Exercise
In full and without alteration, give the listing again.
BEGIN Records shown
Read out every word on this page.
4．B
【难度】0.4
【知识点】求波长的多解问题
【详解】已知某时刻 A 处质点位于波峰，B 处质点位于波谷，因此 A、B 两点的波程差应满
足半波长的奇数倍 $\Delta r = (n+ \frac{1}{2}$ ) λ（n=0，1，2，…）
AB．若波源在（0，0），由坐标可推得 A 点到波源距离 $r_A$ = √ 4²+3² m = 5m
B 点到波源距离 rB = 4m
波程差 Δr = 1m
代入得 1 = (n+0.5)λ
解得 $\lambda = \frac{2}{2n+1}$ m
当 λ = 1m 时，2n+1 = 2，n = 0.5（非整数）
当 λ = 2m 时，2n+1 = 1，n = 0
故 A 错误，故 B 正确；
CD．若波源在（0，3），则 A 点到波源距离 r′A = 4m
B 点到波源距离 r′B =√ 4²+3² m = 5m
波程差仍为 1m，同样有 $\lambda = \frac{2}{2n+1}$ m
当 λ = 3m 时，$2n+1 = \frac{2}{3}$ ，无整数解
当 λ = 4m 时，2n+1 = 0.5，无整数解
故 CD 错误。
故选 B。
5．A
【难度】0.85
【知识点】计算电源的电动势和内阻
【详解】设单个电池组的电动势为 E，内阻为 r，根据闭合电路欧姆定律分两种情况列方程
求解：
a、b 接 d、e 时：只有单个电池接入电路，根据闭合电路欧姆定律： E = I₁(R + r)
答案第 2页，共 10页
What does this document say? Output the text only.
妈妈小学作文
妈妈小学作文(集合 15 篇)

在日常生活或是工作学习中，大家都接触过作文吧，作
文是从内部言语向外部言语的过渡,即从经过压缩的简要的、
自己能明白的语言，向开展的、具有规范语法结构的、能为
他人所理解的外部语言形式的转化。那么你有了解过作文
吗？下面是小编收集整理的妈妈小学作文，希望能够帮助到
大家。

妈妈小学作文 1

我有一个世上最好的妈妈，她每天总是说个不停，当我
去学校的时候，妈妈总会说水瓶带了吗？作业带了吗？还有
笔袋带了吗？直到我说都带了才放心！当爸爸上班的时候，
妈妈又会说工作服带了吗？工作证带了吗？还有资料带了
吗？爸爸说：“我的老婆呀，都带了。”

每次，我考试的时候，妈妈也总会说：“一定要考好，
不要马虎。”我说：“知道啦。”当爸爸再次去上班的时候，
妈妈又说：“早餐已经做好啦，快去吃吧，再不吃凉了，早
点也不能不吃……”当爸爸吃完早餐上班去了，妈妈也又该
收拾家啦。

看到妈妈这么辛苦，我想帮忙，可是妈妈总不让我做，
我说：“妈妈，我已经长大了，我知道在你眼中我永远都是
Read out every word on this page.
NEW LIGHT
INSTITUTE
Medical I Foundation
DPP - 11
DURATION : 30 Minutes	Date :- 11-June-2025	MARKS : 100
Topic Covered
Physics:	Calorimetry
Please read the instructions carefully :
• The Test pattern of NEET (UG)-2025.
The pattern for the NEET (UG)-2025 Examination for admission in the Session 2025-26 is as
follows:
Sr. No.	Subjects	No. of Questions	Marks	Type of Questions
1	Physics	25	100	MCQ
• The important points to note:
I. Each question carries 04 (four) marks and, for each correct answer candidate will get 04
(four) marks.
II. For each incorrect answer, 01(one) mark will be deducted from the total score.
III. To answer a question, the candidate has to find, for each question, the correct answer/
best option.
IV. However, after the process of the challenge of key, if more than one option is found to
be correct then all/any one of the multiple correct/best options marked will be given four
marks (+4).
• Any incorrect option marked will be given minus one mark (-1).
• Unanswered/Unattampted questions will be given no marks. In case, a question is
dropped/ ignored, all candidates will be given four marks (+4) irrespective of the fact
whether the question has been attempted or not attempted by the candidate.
END Records shown
Solution
Read out every word on this page.
4．B
【难度】0.4
【知识点】求波长的多解问题
【详解】已知某时刻 A 处质点位于波峰，B 处质点位于波谷，因此 A、B 两点的波程差应满
足半波长的奇数倍 $\Delta r = (n+ \frac{1}{2}$ ) λ（n=0，1，2，…）
AB．若波源在（0，0），由坐标可推得 A 点到波源距离 $r_A$ = √ 4²+3² m = 5m
B 点到波源距离 rB = 4m
波程差 Δr = 1m
代入得 1 = (n+0.5)λ
解得 $\lambda = \frac{2}{2n+1}$ m
当 λ = 1m 时，2n+1 = 2，n = 0.5（非整数）
当 λ = 2m 时，2n+1 = 1，n = 0
故 A 错误，故 B 正确；
CD．若波源在（0，3），则 A 点到波源距离 r′A = 4m
B 点到波源距离 r′B =√ 4²+3² m = 5m
波程差仍为 1m，同样有 $\lambda = \frac{2}{2n+1}$ m
当 λ = 3m 时，$2n+1 = \frac{2}{3}$ ，无整数解
当 λ = 4m 时，2n+1 = 0.5，无整数解
故 CD 错误。
故选 B。
5．A
【难度】0.85
【知识点】计算电源的电动势和内阻
【详解】设单个电池组的电动势为 E，内阻为 r，根据闭合电路欧姆定律分两种情况列方程
求解：
a、b 接 d、e 时：只有单个电池接入电路，根据闭合电路欧姆定律： E = I₁(R + r)
答案第 2页，共 10页
What does this document say? Output the text only.
妈妈小学作文
妈妈小学作文(集合 15 篇)

在日常生活或是工作学习中，大家都接触过作文吧，作
文是从内部言语向外部言语的过渡,即从经过压缩的简要的、
自己能明白的语言，向开展的、具有规范语法结构的、能为
他人所理解的外部语言形式的转化。那么你有了解过作文
吗？下面是小编收集整理的妈妈小学作文，希望能够帮助到
大家。

妈妈小学作文 1

我有一个世上最好的妈妈，她每天总是说个不停，当我
去学校的时候，妈妈总会说水瓶带了吗？作业带了吗？还有
笔袋带了吗？直到我说都带了才放心！当爸爸上班的时候，
妈妈又会说工作服带了吗？工作证带了吗？还有资料带了
吗？爸爸说：“我的老婆呀，都带了。”

每次，我考试的时候，妈妈也总会说：“一定要考好，
不要马虎。”我说：“知道啦。”当爸爸再次去上班的时候，
妈妈又说：“早餐已经做好啦，快去吃吧，再不吃凉了，早
点也不能不吃……”当爸爸吃完早餐上班去了，妈妈也又该
收拾家啦。

看到妈妈这么辛苦，我想帮忙，可是妈妈总不让我做，
我说：“妈妈，我已经长大了，我知道在你眼中我永远都是
Read out every word on this page.
NEW LIGHT
INSTITUTE
Medical I Foundation
DPP - 11
DURATION : 30 Minutes	Date :- 11-June-2025	MARKS : 100
Topic Covered
Physics:	Calorimetry
Please read the instructions carefully :
• The Test pattern of NEET (UG)-2025.
The pattern for the NEET (UG)-2025 Examination for admission in the Session 2025-26 is as
follows:
Sr. No.	Subjects	No. of Questions	Marks	Type of Questions
1	Physics	25	100	MCQ
• The important points to note:
I. Each question carries 04 (four) marks and, for each correct answer candidate will get 04
(four) marks.
II. For each incorrect answer, 01(one) mark will be deducted from the total score.
III. To answer a question, the candidate has to find, for each question, the correct answer/
best option.
IV. However, after the process of the challenge of key, if more than one option is found to
be correct then all/any one of the multiple correct/best options marked will be given four
marks (+4).
• Any incorrect option marked will be given minus one mark (-1).
• Unanswered/Unattampted questions will be given no marks. In case, a question is
dropped/ ignored, all candidates will be given four marks (+4) irrespective of the fact
whether the question has been attempted or not attempted by the candidate.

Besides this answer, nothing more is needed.